Images are not part of the copy; transcribe all the data exactly.

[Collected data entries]
----------------------------------------

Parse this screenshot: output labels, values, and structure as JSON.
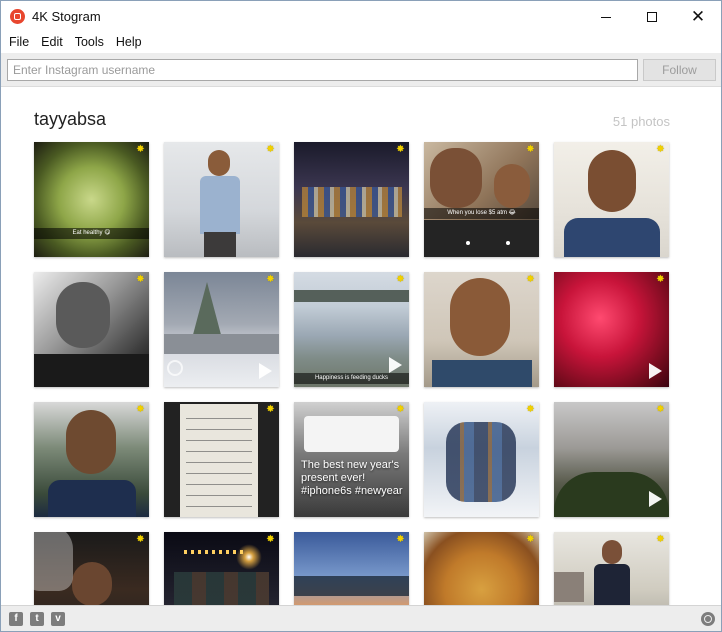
{
  "window": {
    "title": "4K Stogram",
    "minimize": "",
    "maximize": "",
    "close": "✕"
  },
  "menu": [
    "File",
    "Edit",
    "Tools",
    "Help"
  ],
  "search": {
    "placeholder": "Enter Instagram username",
    "value": "",
    "follow_label": "Follow"
  },
  "profile": {
    "username": "tayyabsa",
    "photo_count": "51 photos"
  },
  "photos": [
    {
      "name": "photo-salad",
      "caption": "Eat healthy 😋",
      "video": false
    },
    {
      "name": "photo-man-standing",
      "caption": "",
      "video": false
    },
    {
      "name": "photo-casino",
      "caption": "",
      "video": false
    },
    {
      "name": "photo-selfie-two-men",
      "caption": "When you lose $5 atm 😂",
      "video": false
    },
    {
      "name": "photo-selfie-indoor",
      "caption": "",
      "video": false
    },
    {
      "name": "photo-car-selfie-bw",
      "caption": "",
      "video": false
    },
    {
      "name": "photo-snowy-tree",
      "caption": "",
      "video": true
    },
    {
      "name": "photo-lake-ducks",
      "caption": "Happiness is feeding ducks",
      "video": true
    },
    {
      "name": "photo-selfie-closeup",
      "caption": "",
      "video": false
    },
    {
      "name": "photo-red-fabric",
      "caption": "",
      "video": true
    },
    {
      "name": "photo-selfie-outdoor",
      "caption": "",
      "video": false
    },
    {
      "name": "photo-quran-text",
      "caption": "",
      "video": false
    },
    {
      "name": "photo-iphone-box",
      "caption": "The best new year's present ever! #iphone6s #newyear",
      "video": false
    },
    {
      "name": "photo-group-snow",
      "caption": "",
      "video": false
    },
    {
      "name": "photo-winter-garden",
      "caption": "",
      "video": true
    },
    {
      "name": "photo-man-dark",
      "caption": "",
      "video": false
    },
    {
      "name": "photo-fireworks-group",
      "caption": "",
      "video": false
    },
    {
      "name": "photo-sunset-trees",
      "caption": "",
      "video": false
    },
    {
      "name": "photo-biryani",
      "caption": "",
      "video": false
    },
    {
      "name": "photo-man-suit",
      "caption": "",
      "video": false
    }
  ],
  "social": {
    "facebook": "f",
    "twitter": "t",
    "vimeo": "v"
  },
  "colors": {
    "accent_star": "#f2d100",
    "follow_disabled": "#9c9c9c"
  }
}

----------------------------------------

*Answer for this exercise*
Parse this screenshot: output labels, values, and structure as JSON.
{
  "window": {
    "title": "4K Stogram",
    "minimize": "",
    "maximize": "",
    "close": "✕"
  },
  "menu": [
    "File",
    "Edit",
    "Tools",
    "Help"
  ],
  "search": {
    "placeholder": "Enter Instagram username",
    "value": "",
    "follow_label": "Follow"
  },
  "profile": {
    "username": "tayyabsa",
    "photo_count": "51 photos"
  },
  "photos": [
    {
      "name": "photo-salad",
      "caption": "Eat healthy 😋",
      "video": false
    },
    {
      "name": "photo-man-standing",
      "caption": "",
      "video": false
    },
    {
      "name": "photo-casino",
      "caption": "",
      "video": false
    },
    {
      "name": "photo-selfie-two-men",
      "caption": "When you lose $5 atm 😂",
      "video": false
    },
    {
      "name": "photo-selfie-indoor",
      "caption": "",
      "video": false
    },
    {
      "name": "photo-car-selfie-bw",
      "caption": "",
      "video": false
    },
    {
      "name": "photo-snowy-tree",
      "caption": "",
      "video": true
    },
    {
      "name": "photo-lake-ducks",
      "caption": "Happiness is feeding ducks",
      "video": true
    },
    {
      "name": "photo-selfie-closeup",
      "caption": "",
      "video": false
    },
    {
      "name": "photo-red-fabric",
      "caption": "",
      "video": true
    },
    {
      "name": "photo-selfie-outdoor",
      "caption": "",
      "video": false
    },
    {
      "name": "photo-quran-text",
      "caption": "",
      "video": false
    },
    {
      "name": "photo-iphone-box",
      "caption": "The best new year's present ever! #iphone6s #newyear",
      "video": false
    },
    {
      "name": "photo-group-snow",
      "caption": "",
      "video": false
    },
    {
      "name": "photo-winter-garden",
      "caption": "",
      "video": true
    },
    {
      "name": "photo-man-dark",
      "caption": "",
      "video": false
    },
    {
      "name": "photo-fireworks-group",
      "caption": "",
      "video": false
    },
    {
      "name": "photo-sunset-trees",
      "caption": "",
      "video": false
    },
    {
      "name": "photo-biryani",
      "caption": "",
      "video": false
    },
    {
      "name": "photo-man-suit",
      "caption": "",
      "video": false
    }
  ],
  "social": {
    "facebook": "f",
    "twitter": "t",
    "vimeo": "v"
  },
  "colors": {
    "accent_star": "#f2d100",
    "follow_disabled": "#9c9c9c"
  }
}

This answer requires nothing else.